- Goal:
Every entry here needs to be repeated exactly.

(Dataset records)
■ ■ ■ ■
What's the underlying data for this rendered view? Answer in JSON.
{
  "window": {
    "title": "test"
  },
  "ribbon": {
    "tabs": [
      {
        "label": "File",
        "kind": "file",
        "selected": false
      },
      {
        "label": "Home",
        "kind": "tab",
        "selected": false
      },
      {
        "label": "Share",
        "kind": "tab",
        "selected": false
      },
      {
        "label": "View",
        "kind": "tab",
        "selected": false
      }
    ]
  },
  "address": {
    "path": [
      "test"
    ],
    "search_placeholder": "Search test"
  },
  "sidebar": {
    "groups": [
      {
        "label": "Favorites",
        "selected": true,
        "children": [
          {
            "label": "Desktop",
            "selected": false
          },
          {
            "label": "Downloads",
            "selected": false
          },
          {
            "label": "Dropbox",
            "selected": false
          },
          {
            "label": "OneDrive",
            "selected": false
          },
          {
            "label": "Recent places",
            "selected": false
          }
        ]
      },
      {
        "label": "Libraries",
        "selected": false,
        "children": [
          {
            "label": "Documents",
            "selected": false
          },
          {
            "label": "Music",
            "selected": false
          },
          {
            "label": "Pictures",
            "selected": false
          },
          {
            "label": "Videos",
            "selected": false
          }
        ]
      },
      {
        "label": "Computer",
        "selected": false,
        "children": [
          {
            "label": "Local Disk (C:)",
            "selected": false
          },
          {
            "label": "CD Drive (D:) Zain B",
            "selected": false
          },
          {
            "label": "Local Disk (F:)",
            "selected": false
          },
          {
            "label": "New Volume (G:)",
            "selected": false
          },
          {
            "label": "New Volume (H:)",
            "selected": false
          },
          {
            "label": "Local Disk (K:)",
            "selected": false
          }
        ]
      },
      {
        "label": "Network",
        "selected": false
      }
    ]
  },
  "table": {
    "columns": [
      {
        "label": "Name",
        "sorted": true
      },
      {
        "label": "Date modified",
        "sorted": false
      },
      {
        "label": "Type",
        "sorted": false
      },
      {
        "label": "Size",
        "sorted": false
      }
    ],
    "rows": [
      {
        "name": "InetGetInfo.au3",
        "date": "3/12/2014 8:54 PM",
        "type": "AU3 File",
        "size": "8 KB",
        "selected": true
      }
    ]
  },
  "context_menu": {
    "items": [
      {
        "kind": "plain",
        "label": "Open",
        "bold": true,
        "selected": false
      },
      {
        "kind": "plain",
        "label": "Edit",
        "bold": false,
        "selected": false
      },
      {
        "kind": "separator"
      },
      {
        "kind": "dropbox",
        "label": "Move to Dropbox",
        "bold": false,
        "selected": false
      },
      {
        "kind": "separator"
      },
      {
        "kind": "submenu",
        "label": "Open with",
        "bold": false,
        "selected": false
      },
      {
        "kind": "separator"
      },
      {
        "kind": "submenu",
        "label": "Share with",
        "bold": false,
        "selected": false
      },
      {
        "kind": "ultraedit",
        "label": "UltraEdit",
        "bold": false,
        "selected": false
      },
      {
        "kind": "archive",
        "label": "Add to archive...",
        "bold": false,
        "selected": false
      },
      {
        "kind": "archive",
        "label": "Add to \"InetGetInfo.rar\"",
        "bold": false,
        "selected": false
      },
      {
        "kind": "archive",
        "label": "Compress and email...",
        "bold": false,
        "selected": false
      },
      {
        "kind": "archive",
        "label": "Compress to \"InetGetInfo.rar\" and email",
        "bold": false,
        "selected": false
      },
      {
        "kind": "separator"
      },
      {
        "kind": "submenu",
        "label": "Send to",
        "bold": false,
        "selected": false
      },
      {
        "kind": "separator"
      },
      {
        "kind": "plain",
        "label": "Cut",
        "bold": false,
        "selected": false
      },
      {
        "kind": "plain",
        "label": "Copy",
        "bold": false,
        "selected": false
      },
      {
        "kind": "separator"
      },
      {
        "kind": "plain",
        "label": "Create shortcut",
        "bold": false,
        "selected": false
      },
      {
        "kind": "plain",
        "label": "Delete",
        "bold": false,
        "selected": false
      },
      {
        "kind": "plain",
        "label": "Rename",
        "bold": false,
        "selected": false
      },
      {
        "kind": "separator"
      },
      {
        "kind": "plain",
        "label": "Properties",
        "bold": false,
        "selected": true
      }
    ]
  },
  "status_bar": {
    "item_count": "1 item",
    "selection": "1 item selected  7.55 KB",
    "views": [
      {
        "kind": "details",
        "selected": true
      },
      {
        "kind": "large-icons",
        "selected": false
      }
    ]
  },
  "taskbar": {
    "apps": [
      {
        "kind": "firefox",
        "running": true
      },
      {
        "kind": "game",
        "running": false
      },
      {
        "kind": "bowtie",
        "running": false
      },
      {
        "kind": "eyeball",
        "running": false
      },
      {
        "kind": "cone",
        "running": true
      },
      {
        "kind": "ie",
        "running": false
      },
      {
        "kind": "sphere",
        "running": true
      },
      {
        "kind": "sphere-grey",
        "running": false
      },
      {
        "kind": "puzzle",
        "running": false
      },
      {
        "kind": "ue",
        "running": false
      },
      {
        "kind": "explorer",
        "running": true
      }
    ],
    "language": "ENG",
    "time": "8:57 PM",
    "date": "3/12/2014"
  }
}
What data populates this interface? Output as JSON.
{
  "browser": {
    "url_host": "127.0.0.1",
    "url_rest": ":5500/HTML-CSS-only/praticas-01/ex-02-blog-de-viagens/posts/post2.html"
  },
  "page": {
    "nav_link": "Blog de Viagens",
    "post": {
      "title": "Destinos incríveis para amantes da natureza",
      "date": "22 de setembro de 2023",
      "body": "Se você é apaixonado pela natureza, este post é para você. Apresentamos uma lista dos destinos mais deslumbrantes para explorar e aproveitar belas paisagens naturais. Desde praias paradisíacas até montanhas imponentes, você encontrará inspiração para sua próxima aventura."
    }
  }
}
■ ■ ■ ■
- In response:
What's the underlying data for this rendered view? Answer in JSON.
{
  "window": {
    "title": "test"
  },
  "ribbon": {
    "tabs": [
      {
        "label": "File",
        "kind": "file",
        "selected": false
      },
      {
        "label": "Home",
        "kind": "tab",
        "selected": false
      },
      {
        "label": "Share",
        "kind": "tab",
        "selected": false
      },
      {
        "label": "View",
        "kind": "tab",
        "selected": false
      }
    ]
  },
  "address": {
    "path": [
      "test"
    ],
    "search_placeholder": "Search test"
  },
  "sidebar": {
    "groups": [
      {
        "label": "Favorites",
        "selected": true,
        "children": [
          {
            "label": "Desktop",
            "selected": false
          },
          {
            "label": "Downloads",
            "selected": false
          },
          {
            "label": "Dropbox",
            "selected": false
          },
          {
            "label": "OneDrive",
            "selected": false
          },
          {
            "label": "Recent places",
            "selected": false
          }
        ]
      },
      {
        "label": "Libraries",
        "selected": false,
        "children": [
          {
            "label": "Documents",
            "selected": false
          },
          {
            "label": "Music",
            "selected": false
          },
          {
            "label": "Pictures",
            "selected": false
          },
          {
            "label": "Videos",
            "selected": false
          }
        ]
      },
      {
        "label": "Computer",
        "selected": false,
        "children": [
          {
            "label": "Local Disk (C:)",
            "selected": false
          },
          {
            "label": "CD Drive (D:) Zain B",
            "selected": false
          },
          {
            "label": "Local Disk (F:)",
            "selected": false
          },
          {
            "label": "New Volume (G:)",
            "selected": false
          },
          {
            "label": "New Volume (H:)",
            "selected": false
          },
          {
            "label": "Local Disk (K:)",
            "selected": false
          }
        ]
      },
      {
        "label": "Network",
        "selected": false
      }
    ]
  },
  "table": {
    "columns": [
      {
        "label": "Name",
        "sorted": true
      },
      {
        "label": "Date modified",
        "sorted": false
      },
      {
        "label": "Type",
        "sorted": false
      },
      {
        "label": "Size",
        "sorted": false
      }
    ],
    "rows": [
      {
        "name": "InetGetInfo.au3",
        "date": "3/12/2014 8:54 PM",
        "type": "AU3 File",
        "size": "8 KB",
        "selected": true
      }
    ]
  },
  "context_menu": {
    "items": [
      {
        "kind": "plain",
        "label": "Open",
        "bold": true,
        "selected": false
      },
      {
        "kind": "plain",
        "label": "Edit",
        "bold": false,
        "selected": false
      },
      {
        "kind": "separator"
      },
      {
        "kind": "dropbox",
        "label": "Move to Dropbox",
        "bold": false,
        "selected": false
      },
      {
        "kind": "separator"
      },
      {
        "kind": "submenu",
        "label": "Open with",
        "bold": false,
        "selected": false
      },
      {
        "kind": "separator"
      },
      {
        "kind": "submenu",
        "label": "Share with",
        "bold": false,
        "selected": false
      },
      {
        "kind": "ultraedit",
        "label": "UltraEdit",
        "bold": false,
        "selected": false
      },
      {
        "kind": "archive",
        "label": "Add to archive...",
        "bold": false,
        "selected": false
      },
      {
        "kind": "archive",
        "label": "Add to \"InetGetInfo.rar\"",
        "bold": false,
        "selected": false
      },
      {
        "kind": "archive",
        "label": "Compress and email...",
        "bold": false,
        "selected": false
      },
      {
        "kind": "archive",
        "label": "Compress to \"InetGetInfo.rar\" and email",
        "bold": false,
        "selected": false
      },
      {
        "kind": "separator"
      },
      {
        "kind": "submenu",
        "label": "Send to",
        "bold": false,
        "selected": false
      },
      {
        "kind": "separator"
      },
      {
        "kind": "plain",
        "label": "Cut",
        "bold": false,
        "selected": false
      },
      {
        "kind": "plain",
        "label": "Copy",
        "bold": false,
        "selected": false
      },
      {
        "kind": "separator"
      },
      {
        "kind": "plain",
        "label": "Create shortcut",
        "bold": false,
        "selected": false
      },
      {
        "kind": "plain",
        "label": "Delete",
        "bold": false,
        "selected": false
      },
      {
        "kind": "plain",
        "label": "Rename",
        "bold": false,
        "selected": false
      },
      {
        "kind": "separator"
      },
      {
        "kind": "plain",
        "label": "Properties",
        "bold": false,
        "selected": true
      }
    ]
  },
  "status_bar": {
    "item_count": "1 item",
    "selection": "1 item selected  7.55 KB",
    "views": [
      {
        "kind": "details",
        "selected": true
      },
      {
        "kind": "large-icons",
        "selected": false
      }
    ]
  },
  "taskbar": {
    "apps": [
      {
        "kind": "firefox",
        "running": true
      },
      {
        "kind": "game",
        "running": false
      },
      {
        "kind": "bowtie",
        "running": false
      },
      {
        "kind": "eyeball",
        "running": false
      },
      {
        "kind": "cone",
        "running": true
      },
      {
        "kind": "ie",
        "running": false
      },
      {
        "kind": "sphere",
        "running": true
      },
      {
        "kind": "sphere-grey",
        "running": false
      },
      {
        "kind": "puzzle",
        "running": false
      },
      {
        "kind": "ue",
        "running": false
      },
      {
        "kind": "explorer",
        "running": true
      }
    ],
    "language": "ENG",
    "time": "8:57 PM",
    "date": "3/12/2014"
  }
}
What data populates this interface? Output as JSON.
{
  "browser": {
    "url_host": "127.0.0.1",
    "url_rest": ":5500/HTML-CSS-only/praticas-01/ex-02-blog-de-viagens/posts/post2.html"
  },
  "page": {
    "nav_link": "Blog de Viagens",
    "post": {
      "title": "Destinos incríveis para amantes da natureza",
      "date": "22 de setembro de 2023",
      "body": "Se você é apaixonado pela natureza, este post é para você. Apresentamos uma lista dos destinos mais deslumbrantes para explorar e aproveitar belas paisagens naturais. Desde praias paradisíacas até montanhas imponentes, você encontrará inspiração para sua próxima aventura."
    }
  }
}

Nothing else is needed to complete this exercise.